**Exercise requirements**
Where a line of the material contains the string "part", copy that line.

Saved entries

⟨

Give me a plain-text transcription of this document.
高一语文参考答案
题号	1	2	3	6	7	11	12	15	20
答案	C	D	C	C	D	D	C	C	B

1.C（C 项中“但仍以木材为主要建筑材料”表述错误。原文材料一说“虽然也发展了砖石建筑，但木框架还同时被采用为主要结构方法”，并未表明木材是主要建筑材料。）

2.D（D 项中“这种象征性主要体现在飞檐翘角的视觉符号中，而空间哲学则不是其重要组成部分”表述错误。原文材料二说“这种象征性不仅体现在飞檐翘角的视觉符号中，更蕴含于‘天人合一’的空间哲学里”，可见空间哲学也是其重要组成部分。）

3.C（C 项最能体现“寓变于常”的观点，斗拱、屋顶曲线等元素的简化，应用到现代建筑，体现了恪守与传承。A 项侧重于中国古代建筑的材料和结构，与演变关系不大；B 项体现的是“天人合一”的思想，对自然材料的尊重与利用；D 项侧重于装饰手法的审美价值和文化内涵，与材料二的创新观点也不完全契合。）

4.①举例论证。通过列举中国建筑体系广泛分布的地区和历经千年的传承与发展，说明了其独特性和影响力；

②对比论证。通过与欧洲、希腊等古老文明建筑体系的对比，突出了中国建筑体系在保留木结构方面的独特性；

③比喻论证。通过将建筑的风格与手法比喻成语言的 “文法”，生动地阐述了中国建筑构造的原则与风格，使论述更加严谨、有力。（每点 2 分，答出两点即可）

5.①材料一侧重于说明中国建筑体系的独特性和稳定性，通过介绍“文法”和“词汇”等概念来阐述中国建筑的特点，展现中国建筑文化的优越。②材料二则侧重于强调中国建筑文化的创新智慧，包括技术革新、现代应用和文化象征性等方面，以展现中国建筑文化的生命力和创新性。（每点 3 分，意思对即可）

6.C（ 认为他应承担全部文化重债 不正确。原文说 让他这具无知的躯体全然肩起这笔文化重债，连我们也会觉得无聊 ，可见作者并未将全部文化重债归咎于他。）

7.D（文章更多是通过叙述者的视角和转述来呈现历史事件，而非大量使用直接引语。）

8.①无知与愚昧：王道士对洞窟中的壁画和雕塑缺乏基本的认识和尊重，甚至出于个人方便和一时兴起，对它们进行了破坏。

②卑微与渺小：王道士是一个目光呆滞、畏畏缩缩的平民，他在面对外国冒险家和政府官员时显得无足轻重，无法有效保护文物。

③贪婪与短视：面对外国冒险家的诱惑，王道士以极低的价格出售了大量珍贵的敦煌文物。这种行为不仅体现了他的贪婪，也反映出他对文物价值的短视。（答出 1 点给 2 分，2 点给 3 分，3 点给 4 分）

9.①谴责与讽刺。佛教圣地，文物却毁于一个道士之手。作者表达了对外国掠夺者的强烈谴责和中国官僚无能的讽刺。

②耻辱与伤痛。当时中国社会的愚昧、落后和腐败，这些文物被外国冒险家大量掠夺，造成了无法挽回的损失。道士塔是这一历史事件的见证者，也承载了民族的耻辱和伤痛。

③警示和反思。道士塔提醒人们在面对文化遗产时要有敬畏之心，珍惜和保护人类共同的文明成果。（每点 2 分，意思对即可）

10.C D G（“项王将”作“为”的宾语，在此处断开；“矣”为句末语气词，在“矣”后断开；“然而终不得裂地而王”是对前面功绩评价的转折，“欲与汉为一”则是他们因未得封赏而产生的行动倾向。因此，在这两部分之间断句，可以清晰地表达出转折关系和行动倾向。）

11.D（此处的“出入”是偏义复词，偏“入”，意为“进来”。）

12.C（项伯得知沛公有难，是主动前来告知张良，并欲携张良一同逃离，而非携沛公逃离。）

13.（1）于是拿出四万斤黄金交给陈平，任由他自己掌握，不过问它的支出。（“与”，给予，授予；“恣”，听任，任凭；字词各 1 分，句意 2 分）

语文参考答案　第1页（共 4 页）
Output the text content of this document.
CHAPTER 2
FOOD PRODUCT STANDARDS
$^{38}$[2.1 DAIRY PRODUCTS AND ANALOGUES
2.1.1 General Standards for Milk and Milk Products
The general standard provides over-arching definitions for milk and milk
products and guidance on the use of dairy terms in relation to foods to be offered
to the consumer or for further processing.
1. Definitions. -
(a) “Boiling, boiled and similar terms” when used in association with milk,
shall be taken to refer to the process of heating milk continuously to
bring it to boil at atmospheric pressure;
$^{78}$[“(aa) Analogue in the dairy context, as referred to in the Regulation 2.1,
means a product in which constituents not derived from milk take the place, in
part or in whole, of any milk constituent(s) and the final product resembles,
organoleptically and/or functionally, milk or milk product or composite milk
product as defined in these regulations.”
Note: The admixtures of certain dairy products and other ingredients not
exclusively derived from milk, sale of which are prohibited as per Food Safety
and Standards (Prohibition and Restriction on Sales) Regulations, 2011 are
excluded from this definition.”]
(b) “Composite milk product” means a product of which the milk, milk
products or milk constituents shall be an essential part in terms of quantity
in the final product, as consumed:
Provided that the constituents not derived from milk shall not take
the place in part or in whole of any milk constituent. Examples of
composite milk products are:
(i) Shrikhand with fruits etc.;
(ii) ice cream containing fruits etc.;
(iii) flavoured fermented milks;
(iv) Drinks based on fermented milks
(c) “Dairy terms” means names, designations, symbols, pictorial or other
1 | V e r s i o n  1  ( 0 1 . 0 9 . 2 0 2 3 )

⟩

**Finished task**
part or in whole, of any milk constituent(s) and the final product resembles,
products or milk constituents shall be an essential part in terms of quantity
the place in part or in whole of any milk constituent. Examples of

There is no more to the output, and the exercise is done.